EXERCISE DIRECTIONS:
Please output the records below in full, exactly as given, but without the images.

MATERIAL FOR THIS EXERCISE:
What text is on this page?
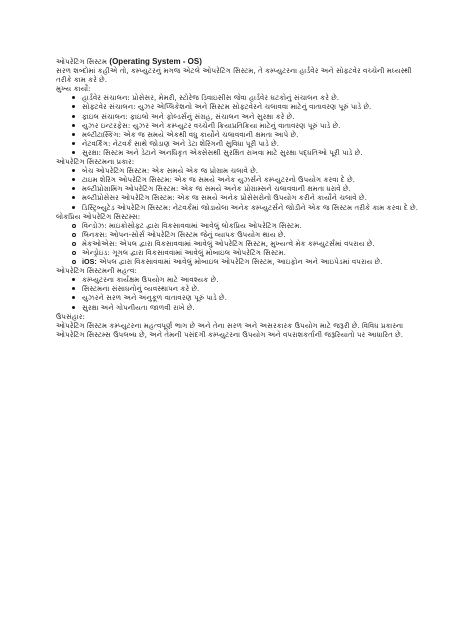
ઓપરેટિંગ સિસ્ટમ (Operating System - OS)

સરળ શબ્દોમાં કહીએ તો, કમ્પ્યુટરનું મગજ એટલે ઓપરેટિંગ સિસ્ટમ, તે કમ્પ્યુટરના હાર્ડવેર અને સોફ્ટવેર વચ્ચેની મધ્યસ્થી તરીકે કામ કરે છે.

મુખ્ય કાર્યો:

હાર્ડવેર સંચાલન: પ્રોસેસર, મેમરી, સ્ટોરેજ ડિવાઇસીસ જેવા હાર્ડવેર ઘટકોનું સંચાલન કરે છે.
સોફ્ટવેર સંચાલન: યુઝર એપ્લિકેશનો અને સિસ્ટમ સોફ્ટવેરને ચલાવવા માટેનું વાતાવરણ પૂરું પાડે છે.
ફાઇલ સંચાલન: ફાઇલો અને ફોલ્ડર્સનું સંગ્રહ, સંચાલન અને સુરક્ષા કરે છે.
યુઝર ઇન્ટરફેસ: યુઝર અને કમ્પ્યુટર વચ્ચેની ક્રિયાપ્રતિક્રિયા માટેનું વાતાવરણ પૂરું પાડે છે.
મલ્ટીટાસ્કિંગ: એક જ સમયે એકથી વધુ કાર્યોને ચલાવવાની ક્ષમતા આપે છે.
નેટવર્કિંગ: નેટવર્ક સાથે જોડાણ અને ડેટા શેરિંગની સુવિધા પૂરી પાડે છે.
સુરક્ષા: સિસ્ટમ અને ડેટાને અનધિકૃત એક્સેસથી સુરક્ષિત રાખવા માટે સુરક્ષા પદ્ધતિઓ પૂરી પાડે છે.

ઓપરેટિંગ સિસ્ટમના પ્રકાર:

બેચ ઓપરેટિંગ સિસ્ટમ: એક સમયે એક જ પ્રોગ્રામ ચલાવે છે.
ટાઇમ શેરિંગ ઓપરેટિંગ સિસ્ટમ: એક જ સમયે અનેક યુઝર્સને કમ્પ્યુટરનો ઉપયોગ કરવા દે છે.
મલ્ટીપ્રોગ્રામિંગ ઓપરેટિંગ સિસ્ટમ: એક જ સમયે અનેક પ્રોગ્રામ્સને ચલાવવાની ક્ષમતા ધરાવે છે.
મલ્ટીપ્રોસેસર ઓપરેટિંગ સિસ્ટમ: એક જ સમયે અનેક પ્રોસેસરોનો ઉપયોગ કરીને કાર્યોને ચલાવે છે.
ડિસ્ટ્રિબ્યુટેડ ઓપરેટિંગ સિસ્ટમ: નેટવર્કમાં જોડાયેલા અનેક કમ્પ્યુટર્સને જોડીને એક જ સિસ્ટમ તરીકે કામ કરવા દે છે.

લોકપ્રિય ઓપરેટિંગ સિસ્ટમ્સ:

વિન્ડોઝ: માઇક્રોસોફ્ટ દ્વારા વિકસાવવામાં આવેલું લોકપ્રિય ઓપરેટિંગ સિસ્ટમ.
લિનક્સ: ઓપન-સોર્સ ઓપરેટિંગ સિસ્ટમ જેનું વ્યાપક ઉપયોગ થાય છે.
મેકઓએસ: એપલ દ્વારા વિકસાવવામાં આવેલું ઓપરેટિંગ સિસ્ટમ, મુખ્યત્વે મેક કમ્પ્યુટર્સમાં વપરાય છે.
એન્ડ્રોઇડ: ગૂગલ દ્વારા વિકસાવવામાં આવેલું મોબાઇલ ઓપરેટિંગ સિસ્ટમ.
iOS: એપલ દ્વારા વિકસાવવામાં આવેલું મોબાઇલ ઓપરેટિંગ સિસ્ટમ, આઇફોન અને આઇપેડમાં વપરાય છે.

ઓપરેટિંગ સિસ્ટમની મહત્વ:

કમ્પ્યુટરના કાર્યક્ષમ ઉપયોગ માટે આવશ્યક છે.
સિસ્ટમના સંસાધનોનું વ્યવસ્થાપન કરે છે.
યુઝરને સરળ અને અનુકૂળ વાતાવરણ પૂરું પાડે છે.
સુરક્ષા અને ગોપનીયતા જાળવી રાખે છે.

ઉપસંહાર:

ઓપરેટિંગ સિસ્ટમ કમ્પ્યુટરના મહત્વપૂર્ણ ભાગ છે અને તેના સરળ અને અસરકારક ઉપયોગ માટે જરૂરી છે. વિવિધ પ્રકારના ઓપરેટિંગ સિસ્ટમ્સ ઉપલબ્ધ છે, અને તેમની પસંદગી કમ્પ્યુટરના ઉપયોગ અને વપરાશકર્તાની જરૂરિયાતો પર આધારિત છે.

TASK RESULT:
What text is on this page?
ઓપરેટિંગ સિસ્ટમ (Operating System - OS)

સરળ શબ્દોમાં કહીએ તો, કમ્પ્યુટરનું મગજ એટલે ઓપરેટિંગ સિસ્ટમ, તે કમ્પ્યુટરના હાર્ડવેર અને સોફ્ટવેર વચ્ચેની મધ્યસ્થી તરીકે કામ કરે છે.

મુખ્ય કાર્યો:

હાર્ડવેર સંચાલન: પ્રોસેસર, મેમરી, સ્ટોરેજ ડિવાઇસીસ જેવા હાર્ડવેર ઘટકોનું સંચાલન કરે છે.
સોફ્ટવેર સંચાલન: યુઝર એપ્લિકેશનો અને સિસ્ટમ સોફ્ટવેરને ચલાવવા માટેનું વાતાવરણ પૂરું પાડે છે.
ફાઇલ સંચાલન: ફાઇલો અને ફોલ્ડર્સનું સંગ્રહ, સંચાલન અને સુરક્ષા કરે છે.
યુઝર ઇન્ટરફેસ: યુઝર અને કમ્પ્યુટર વચ્ચેની ક્રિયાપ્રતિક્રિયા માટેનું વાતાવરણ પૂરું પાડે છે.
મલ્ટીટાસ્કિંગ: એક જ સમયે એકથી વધુ કાર્યોને ચલાવવાની ક્ષમતા આપે છે.
નેટવર્કિંગ: નેટવર્ક સાથે જોડાણ અને ડેટા શેરિંગની સુવિધા પૂરી પાડે છે.
સુરક્ષા: સિસ્ટમ અને ડેટાને અનધિકૃત એક્સેસથી સુરક્ષિત રાખવા માટે સુરક્ષા પદ્ધતિઓ પૂરી પાડે છે.

ઓપરેટિંગ સિસ્ટમના પ્રકાર:

બેચ ઓપરેટિંગ સિસ્ટમ: એક સમયે એક જ પ્રોગ્રામ ચલાવે છે.
ટાઇમ શેરિંગ ઓપરેટિંગ સિસ્ટમ: એક જ સમયે અનેક યુઝર્સને કમ્પ્યુટરનો ઉપયોગ કરવા દે છે.
મલ્ટીપ્રોગ્રામિંગ ઓપરેટિંગ સિસ્ટમ: એક જ સમયે અનેક પ્રોગ્રામ્સને ચલાવવાની ક્ષમતા ધરાવે છે.
મલ્ટીપ્રોસેસર ઓપરેટિંગ સિસ્ટમ: એક જ સમયે અનેક પ્રોસેસરોનો ઉપયોગ કરીને કાર્યોને ચલાવે છે.
ડિસ્ટ્રિબ્યુટેડ ઓપરેટિંગ સિસ્ટમ: નેટવર્કમાં જોડાયેલા અનેક કમ્પ્યુટર્સને જોડીને એક જ સિસ્ટમ તરીકે કામ કરવા દે છે.

લોકપ્રિય ઓપરેટિંગ સિસ્ટમ્સ:

વિન્ડોઝ: માઇક્રોસોફ્ટ દ્વારા વિકસાવવામાં આવેલું લોકપ્રિય ઓપરેટિંગ સિસ્ટમ.
લિનક્સ: ઓપન-સોર્સ ઓપરેટિંગ સિસ્ટમ જેનું વ્યાપક ઉપયોગ થાય છે.
મેકઓએસ: એપલ દ્વારા વિકસાવવામાં આવેલું ઓપરેટિંગ સિસ્ટમ, મુખ્યત્વે મેક કમ્પ્યુટર્સમાં વપરાય છે.
એન્ડ્રોઇડ: ગૂગલ દ્વારા વિકસાવવામાં આવેલું મોબાઇલ ઓપરેટિંગ સિસ્ટમ.
iOS: એપલ દ્વારા વિકસાવવામાં આવેલું મોબાઇલ ઓપરેટિંગ સિસ્ટમ, આઇફોન અને આઇપેડમાં વપરાય છે.

ઓપરેટિંગ સિસ્ટમની મહત્વ:

કમ્પ્યુટરના કાર્યક્ષમ ઉપયોગ માટે આવશ્યક છે.
સિસ્ટમના સંસાધનોનું વ્યવસ્થાપન કરે છે.
યુઝરને સરળ અને અનુકૂળ વાતાવરણ પૂરું પાડે છે.
સુરક્ષા અને ગોપનીયતા જાળવી રાખે છે.

ઉપસંહાર:

ઓપરેટિંગ સિસ્ટમ કમ્પ્યુટરના મહત્વપૂર્ણ ભાગ છે અને તેના સરળ અને અસરકારક ઉપયોગ માટે જરૂરી છે. વિવિધ પ્રકારના ઓપરેટિંગ સિસ્ટમ્સ ઉપલબ્ધ છે, અને તેમની પસંદગી કમ્પ્યુટરના ઉપયોગ અને વપરાશકર્તાની જરૂરિયાતો પર આધારિત છે.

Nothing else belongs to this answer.